Directions – Every line below that contains "ᑭᔅᑫᓀᒡ" is to be copied.

Material for the task –
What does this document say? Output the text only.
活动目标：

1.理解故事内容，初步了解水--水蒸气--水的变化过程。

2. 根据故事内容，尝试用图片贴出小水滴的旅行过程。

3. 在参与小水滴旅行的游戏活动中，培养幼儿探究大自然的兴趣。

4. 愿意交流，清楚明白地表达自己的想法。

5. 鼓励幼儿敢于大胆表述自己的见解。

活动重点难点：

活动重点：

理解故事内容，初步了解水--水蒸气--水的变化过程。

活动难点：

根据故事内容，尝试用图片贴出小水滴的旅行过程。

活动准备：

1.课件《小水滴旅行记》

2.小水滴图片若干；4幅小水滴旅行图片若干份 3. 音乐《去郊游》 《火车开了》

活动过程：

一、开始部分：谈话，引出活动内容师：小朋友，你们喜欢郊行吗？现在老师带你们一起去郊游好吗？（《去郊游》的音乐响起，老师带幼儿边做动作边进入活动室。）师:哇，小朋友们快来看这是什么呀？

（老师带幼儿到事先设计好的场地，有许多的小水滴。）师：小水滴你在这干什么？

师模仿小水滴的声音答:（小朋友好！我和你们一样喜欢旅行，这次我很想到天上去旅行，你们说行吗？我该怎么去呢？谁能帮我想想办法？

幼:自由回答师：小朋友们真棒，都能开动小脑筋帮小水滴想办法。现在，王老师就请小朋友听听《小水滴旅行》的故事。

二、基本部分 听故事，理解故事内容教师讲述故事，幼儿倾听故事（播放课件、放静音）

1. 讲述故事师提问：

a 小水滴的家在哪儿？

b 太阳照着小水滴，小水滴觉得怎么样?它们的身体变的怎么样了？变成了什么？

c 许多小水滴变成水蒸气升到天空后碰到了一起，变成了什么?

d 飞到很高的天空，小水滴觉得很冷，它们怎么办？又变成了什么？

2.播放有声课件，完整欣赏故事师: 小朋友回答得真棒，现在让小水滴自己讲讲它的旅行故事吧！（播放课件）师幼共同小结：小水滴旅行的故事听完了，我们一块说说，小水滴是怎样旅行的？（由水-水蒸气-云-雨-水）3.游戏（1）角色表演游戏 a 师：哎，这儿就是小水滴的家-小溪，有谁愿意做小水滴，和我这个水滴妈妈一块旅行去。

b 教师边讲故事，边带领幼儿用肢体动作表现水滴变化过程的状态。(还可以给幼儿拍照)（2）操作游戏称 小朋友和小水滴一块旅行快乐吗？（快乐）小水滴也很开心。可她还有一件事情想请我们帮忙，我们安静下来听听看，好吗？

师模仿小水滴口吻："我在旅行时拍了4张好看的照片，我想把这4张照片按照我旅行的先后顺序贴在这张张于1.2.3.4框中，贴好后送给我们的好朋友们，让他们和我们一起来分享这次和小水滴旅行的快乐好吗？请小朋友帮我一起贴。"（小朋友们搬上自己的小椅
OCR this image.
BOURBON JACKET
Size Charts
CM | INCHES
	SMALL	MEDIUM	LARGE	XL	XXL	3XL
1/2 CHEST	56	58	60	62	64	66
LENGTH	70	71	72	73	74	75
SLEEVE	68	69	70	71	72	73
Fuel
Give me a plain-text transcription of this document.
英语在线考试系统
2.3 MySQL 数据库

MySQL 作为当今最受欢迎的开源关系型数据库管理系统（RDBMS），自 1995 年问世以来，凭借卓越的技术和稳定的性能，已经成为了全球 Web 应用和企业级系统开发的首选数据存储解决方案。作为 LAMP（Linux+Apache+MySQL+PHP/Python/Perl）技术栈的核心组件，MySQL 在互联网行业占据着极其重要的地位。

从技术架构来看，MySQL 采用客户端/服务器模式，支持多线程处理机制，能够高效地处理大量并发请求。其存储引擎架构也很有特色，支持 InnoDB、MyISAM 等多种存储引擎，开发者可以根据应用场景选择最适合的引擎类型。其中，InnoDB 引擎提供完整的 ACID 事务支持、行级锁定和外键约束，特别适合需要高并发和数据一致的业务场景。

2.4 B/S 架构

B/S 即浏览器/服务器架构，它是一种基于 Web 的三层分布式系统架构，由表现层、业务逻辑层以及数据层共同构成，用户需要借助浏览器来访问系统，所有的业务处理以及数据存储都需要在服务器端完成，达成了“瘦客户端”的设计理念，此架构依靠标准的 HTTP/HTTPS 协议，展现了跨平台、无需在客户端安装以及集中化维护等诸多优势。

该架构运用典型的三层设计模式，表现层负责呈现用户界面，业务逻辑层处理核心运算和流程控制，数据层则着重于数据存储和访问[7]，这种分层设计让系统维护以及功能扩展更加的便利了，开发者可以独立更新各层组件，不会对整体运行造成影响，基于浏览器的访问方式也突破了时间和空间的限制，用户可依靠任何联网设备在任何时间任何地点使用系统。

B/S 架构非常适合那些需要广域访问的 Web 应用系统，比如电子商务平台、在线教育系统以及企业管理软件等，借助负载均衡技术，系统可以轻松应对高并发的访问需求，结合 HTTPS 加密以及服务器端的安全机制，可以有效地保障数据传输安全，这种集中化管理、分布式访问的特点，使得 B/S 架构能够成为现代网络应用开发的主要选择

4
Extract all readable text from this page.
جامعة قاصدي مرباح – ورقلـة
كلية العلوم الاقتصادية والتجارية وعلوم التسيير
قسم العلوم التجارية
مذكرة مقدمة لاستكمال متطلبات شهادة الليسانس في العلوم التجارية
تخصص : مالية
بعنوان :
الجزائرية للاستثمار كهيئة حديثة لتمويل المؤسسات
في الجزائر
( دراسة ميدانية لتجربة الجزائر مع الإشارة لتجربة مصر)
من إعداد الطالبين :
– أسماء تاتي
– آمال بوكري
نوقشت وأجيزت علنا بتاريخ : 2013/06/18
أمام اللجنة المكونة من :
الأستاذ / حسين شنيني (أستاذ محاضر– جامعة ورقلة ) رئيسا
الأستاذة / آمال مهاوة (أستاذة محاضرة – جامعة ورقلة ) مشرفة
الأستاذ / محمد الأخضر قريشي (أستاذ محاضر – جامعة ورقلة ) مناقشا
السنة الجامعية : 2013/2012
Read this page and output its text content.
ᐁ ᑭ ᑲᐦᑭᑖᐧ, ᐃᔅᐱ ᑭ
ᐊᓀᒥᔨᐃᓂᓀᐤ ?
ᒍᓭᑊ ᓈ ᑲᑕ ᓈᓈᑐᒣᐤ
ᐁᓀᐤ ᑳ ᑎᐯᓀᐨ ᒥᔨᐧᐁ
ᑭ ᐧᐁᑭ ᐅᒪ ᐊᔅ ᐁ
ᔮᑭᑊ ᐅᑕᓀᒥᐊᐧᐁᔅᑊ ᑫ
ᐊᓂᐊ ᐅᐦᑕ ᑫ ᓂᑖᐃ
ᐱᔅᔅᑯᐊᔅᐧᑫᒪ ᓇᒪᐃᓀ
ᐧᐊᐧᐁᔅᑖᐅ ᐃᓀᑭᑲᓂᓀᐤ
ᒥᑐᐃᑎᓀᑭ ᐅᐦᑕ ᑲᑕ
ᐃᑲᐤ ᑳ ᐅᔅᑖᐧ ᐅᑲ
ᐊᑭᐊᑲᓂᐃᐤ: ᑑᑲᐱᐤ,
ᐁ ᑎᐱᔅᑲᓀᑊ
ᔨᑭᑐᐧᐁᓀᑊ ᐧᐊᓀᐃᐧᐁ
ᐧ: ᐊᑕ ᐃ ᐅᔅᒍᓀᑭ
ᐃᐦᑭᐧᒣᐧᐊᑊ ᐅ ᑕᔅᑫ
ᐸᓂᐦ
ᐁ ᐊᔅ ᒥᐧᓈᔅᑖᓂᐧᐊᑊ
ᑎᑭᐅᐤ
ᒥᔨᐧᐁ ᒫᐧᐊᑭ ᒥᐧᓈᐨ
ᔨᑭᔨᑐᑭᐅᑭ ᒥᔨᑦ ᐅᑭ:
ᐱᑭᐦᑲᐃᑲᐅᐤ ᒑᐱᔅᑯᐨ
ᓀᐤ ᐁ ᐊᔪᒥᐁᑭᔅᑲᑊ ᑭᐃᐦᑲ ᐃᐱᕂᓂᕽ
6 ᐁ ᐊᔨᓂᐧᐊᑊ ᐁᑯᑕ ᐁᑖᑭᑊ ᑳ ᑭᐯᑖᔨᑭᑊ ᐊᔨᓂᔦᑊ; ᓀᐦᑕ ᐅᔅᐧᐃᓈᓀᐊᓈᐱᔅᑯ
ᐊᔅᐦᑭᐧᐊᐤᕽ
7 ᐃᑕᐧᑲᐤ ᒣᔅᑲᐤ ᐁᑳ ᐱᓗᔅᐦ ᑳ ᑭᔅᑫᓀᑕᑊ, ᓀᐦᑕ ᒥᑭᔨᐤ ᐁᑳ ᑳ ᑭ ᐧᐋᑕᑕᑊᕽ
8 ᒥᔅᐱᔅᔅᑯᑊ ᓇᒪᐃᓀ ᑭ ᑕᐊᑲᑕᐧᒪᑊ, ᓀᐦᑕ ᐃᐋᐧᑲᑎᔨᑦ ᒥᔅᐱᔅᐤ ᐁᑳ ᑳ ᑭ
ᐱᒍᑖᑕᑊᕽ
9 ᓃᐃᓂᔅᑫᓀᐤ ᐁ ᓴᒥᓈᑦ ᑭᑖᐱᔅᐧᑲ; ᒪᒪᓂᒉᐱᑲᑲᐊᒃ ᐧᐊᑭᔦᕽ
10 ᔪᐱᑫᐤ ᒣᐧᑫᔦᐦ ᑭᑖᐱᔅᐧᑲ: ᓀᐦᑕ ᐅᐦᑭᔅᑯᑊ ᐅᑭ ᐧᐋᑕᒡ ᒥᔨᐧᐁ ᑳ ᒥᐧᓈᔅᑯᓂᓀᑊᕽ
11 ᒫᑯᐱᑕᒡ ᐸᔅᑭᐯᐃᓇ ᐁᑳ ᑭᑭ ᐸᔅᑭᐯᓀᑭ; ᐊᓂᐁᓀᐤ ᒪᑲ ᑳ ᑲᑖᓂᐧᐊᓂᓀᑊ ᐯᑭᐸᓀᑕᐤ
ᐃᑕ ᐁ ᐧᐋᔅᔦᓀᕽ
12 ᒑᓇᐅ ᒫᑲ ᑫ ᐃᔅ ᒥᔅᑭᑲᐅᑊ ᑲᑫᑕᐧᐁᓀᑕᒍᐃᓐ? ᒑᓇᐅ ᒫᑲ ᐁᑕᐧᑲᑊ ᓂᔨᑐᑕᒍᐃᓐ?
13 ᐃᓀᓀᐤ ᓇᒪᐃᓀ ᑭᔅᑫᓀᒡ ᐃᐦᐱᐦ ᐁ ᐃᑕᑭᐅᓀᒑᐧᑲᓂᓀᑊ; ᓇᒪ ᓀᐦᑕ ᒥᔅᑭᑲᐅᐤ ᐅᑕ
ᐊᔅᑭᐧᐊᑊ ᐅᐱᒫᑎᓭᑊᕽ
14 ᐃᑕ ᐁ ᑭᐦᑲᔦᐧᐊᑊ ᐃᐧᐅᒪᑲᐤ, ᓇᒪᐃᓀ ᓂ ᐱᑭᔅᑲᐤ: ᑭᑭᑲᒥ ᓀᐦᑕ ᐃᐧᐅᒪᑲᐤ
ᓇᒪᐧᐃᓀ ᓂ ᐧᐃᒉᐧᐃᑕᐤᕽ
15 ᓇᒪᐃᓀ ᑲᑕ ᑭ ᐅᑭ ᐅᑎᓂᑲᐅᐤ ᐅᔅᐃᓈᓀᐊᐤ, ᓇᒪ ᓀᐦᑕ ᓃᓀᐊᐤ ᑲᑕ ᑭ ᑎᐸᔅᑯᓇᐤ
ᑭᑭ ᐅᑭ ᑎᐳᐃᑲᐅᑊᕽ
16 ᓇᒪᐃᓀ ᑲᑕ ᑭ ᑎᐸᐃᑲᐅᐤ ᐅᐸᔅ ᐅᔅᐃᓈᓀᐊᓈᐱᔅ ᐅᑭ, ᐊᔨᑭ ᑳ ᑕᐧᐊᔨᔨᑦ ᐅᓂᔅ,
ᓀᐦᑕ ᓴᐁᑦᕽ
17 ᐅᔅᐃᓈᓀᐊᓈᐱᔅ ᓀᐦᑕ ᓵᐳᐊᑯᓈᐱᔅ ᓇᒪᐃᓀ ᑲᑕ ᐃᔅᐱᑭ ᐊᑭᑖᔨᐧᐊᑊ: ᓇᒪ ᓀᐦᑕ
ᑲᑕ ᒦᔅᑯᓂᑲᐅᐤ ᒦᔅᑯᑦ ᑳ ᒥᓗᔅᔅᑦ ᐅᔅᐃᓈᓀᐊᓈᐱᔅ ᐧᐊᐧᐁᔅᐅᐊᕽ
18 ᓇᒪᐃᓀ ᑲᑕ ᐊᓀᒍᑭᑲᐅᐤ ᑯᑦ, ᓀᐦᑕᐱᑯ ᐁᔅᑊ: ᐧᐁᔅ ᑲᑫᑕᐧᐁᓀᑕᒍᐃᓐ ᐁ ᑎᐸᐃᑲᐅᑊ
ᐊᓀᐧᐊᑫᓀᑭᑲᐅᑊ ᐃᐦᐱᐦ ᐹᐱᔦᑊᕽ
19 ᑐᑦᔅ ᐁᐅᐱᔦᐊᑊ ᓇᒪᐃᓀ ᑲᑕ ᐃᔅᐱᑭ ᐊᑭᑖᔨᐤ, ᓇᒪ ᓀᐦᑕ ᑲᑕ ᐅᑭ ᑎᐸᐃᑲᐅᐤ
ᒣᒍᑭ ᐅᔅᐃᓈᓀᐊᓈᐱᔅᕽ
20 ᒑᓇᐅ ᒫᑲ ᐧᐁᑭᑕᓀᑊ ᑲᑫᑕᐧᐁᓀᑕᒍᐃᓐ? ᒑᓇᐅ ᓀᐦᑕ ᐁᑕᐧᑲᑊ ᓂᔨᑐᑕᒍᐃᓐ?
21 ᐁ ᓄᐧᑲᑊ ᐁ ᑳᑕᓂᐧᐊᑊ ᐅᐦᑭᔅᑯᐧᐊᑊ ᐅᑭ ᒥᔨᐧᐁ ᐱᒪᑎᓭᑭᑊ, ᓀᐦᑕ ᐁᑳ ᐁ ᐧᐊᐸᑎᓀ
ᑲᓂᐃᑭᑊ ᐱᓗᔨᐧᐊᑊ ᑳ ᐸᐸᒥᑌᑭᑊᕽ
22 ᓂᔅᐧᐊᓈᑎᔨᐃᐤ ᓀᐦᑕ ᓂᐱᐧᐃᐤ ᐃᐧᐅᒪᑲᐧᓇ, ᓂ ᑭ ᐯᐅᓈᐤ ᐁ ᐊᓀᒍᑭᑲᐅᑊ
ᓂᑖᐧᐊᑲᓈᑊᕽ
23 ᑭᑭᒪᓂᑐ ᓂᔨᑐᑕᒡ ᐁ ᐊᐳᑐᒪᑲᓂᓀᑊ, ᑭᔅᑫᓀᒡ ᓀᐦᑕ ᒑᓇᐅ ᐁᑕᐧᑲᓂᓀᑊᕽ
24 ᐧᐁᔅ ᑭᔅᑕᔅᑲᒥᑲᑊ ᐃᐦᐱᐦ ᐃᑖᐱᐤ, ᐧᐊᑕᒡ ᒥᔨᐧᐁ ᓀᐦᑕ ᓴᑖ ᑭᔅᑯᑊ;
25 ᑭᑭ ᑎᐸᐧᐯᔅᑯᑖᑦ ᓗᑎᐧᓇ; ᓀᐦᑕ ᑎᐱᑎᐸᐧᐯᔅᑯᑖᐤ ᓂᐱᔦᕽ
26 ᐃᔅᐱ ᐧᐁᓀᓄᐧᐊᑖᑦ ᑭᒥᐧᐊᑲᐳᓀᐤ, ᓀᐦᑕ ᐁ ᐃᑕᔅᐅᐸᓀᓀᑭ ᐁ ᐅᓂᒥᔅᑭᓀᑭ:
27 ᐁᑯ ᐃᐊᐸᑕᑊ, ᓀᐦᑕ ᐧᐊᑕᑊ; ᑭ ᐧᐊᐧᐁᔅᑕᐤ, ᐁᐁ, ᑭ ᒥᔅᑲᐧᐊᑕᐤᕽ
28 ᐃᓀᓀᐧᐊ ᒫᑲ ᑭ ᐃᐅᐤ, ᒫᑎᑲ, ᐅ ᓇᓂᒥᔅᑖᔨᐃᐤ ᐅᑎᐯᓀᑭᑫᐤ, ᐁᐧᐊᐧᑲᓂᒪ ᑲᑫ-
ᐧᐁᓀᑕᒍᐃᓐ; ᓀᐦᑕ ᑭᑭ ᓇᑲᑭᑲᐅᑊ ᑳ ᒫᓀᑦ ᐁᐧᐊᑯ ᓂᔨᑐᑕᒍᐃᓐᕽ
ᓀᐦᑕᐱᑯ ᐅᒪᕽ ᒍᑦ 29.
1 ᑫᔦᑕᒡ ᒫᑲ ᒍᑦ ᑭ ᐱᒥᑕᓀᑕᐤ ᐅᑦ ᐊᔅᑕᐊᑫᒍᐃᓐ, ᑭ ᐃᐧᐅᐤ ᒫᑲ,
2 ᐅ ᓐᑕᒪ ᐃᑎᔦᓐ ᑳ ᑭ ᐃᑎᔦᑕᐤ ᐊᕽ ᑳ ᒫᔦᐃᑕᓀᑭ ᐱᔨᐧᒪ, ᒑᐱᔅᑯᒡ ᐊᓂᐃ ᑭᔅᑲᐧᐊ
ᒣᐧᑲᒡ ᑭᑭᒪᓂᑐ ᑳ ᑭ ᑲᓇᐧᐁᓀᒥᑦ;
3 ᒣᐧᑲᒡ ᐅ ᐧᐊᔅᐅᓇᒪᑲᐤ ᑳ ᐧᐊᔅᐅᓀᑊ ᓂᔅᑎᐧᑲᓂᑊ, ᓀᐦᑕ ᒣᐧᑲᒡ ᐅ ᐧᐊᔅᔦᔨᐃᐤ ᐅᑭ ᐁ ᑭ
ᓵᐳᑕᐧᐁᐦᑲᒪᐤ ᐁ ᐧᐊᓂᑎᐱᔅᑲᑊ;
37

Output for this task –
13 ᐃᓀᓀᐤ ᓇᒪᐃᓀ ᑭᔅᑫᓀᒡ ᐃᐦᐱᐦ ᐁ ᐃᑕᑭᐅᓀᒑᐧᑲᓂᓀᑊ; ᓇᒪ ᓀᐦᑕ ᒥᔅᑭᑲᐅᐤ ᐅᑕ
23 ᑭᑭᒪᓂᑐ ᓂᔨᑐᑕᒡ ᐁ ᐊᐳᑐᒪᑲᓂᓀᑊ, ᑭᔅᑫᓀᒡ ᓀᐦᑕ ᒑᓇᐅ ᐁᑕᐧᑲᓂᓀᑊᕽ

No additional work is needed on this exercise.